═════ DATA PROVIDED ═════

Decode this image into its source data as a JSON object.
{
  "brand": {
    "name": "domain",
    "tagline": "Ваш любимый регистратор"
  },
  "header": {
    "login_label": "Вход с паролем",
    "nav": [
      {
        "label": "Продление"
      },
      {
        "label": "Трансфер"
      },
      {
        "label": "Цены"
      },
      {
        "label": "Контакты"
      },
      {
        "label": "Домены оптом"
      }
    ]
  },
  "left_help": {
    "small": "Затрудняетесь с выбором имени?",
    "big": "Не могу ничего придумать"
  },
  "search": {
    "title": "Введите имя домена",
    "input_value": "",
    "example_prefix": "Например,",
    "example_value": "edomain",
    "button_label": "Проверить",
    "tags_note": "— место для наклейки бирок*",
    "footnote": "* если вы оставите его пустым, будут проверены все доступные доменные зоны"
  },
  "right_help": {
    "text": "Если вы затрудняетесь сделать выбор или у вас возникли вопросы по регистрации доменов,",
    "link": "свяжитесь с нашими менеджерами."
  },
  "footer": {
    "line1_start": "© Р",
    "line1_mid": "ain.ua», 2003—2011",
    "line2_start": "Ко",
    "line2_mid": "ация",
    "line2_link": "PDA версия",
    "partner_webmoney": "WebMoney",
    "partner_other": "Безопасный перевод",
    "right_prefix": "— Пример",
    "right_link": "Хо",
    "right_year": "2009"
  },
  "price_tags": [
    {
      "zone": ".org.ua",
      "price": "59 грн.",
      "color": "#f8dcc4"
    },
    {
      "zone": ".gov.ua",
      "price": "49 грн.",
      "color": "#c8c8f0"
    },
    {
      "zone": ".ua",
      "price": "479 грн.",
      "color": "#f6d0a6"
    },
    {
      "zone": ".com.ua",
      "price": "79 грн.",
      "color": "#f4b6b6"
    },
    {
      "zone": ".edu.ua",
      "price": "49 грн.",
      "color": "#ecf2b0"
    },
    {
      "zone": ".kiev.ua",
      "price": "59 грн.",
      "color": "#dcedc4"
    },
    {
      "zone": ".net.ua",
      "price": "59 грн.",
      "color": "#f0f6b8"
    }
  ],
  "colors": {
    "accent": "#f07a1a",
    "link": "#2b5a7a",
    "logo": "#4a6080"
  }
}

═════

*REQUIRED TASK:*
Output each entry precisely as given.

*SOLUTION TO THE EXERCISE:*
Decode this image into its source data as a JSON object.
{
  "brand": {
    "name": "domain",
    "tagline": "Ваш любимый регистратор"
  },
  "header": {
    "login_label": "Вход с паролем",
    "nav": [
      {
        "label": "Продление"
      },
      {
        "label": "Трансфер"
      },
      {
        "label": "Цены"
      },
      {
        "label": "Контакты"
      },
      {
        "label": "Домены оптом"
      }
    ]
  },
  "left_help": {
    "small": "Затрудняетесь с выбором имени?",
    "big": "Не могу ничего придумать"
  },
  "search": {
    "title": "Введите имя домена",
    "input_value": "",
    "example_prefix": "Например,",
    "example_value": "edomain",
    "button_label": "Проверить",
    "tags_note": "— место для наклейки бирок*",
    "footnote": "* если вы оставите его пустым, будут проверены все доступные доменные зоны"
  },
  "right_help": {
    "text": "Если вы затрудняетесь сделать выбор или у вас возникли вопросы по регистрации доменов,",
    "link": "свяжитесь с нашими менеджерами."
  },
  "footer": {
    "line1_start": "© Р",
    "line1_mid": "ain.ua», 2003—2011",
    "line2_start": "Ко",
    "line2_mid": "ация",
    "line2_link": "PDA версия",
    "partner_webmoney": "WebMoney",
    "partner_other": "Безопасный перевод",
    "right_prefix": "— Пример",
    "right_link": "Хо",
    "right_year": "2009"
  },
  "price_tags": [
    {
      "zone": ".org.ua",
      "price": "59 грн.",
      "color": "#f8dcc4"
    },
    {
      "zone": ".gov.ua",
      "price": "49 грн.",
      "color": "#c8c8f0"
    },
    {
      "zone": ".ua",
      "price": "479 грн.",
      "color": "#f6d0a6"
    },
    {
      "zone": ".com.ua",
      "price": "79 грн.",
      "color": "#f4b6b6"
    },
    {
      "zone": ".edu.ua",
      "price": "49 грн.",
      "color": "#ecf2b0"
    },
    {
      "zone": ".kiev.ua",
      "price": "59 грн.",
      "color": "#dcedc4"
    },
    {
      "zone": ".net.ua",
      "price": "59 грн.",
      "color": "#f0f6b8"
    }
  ],
  "colors": {
    "accent": "#f07a1a",
    "link": "#2b5a7a",
    "logo": "#4a6080"
  }
}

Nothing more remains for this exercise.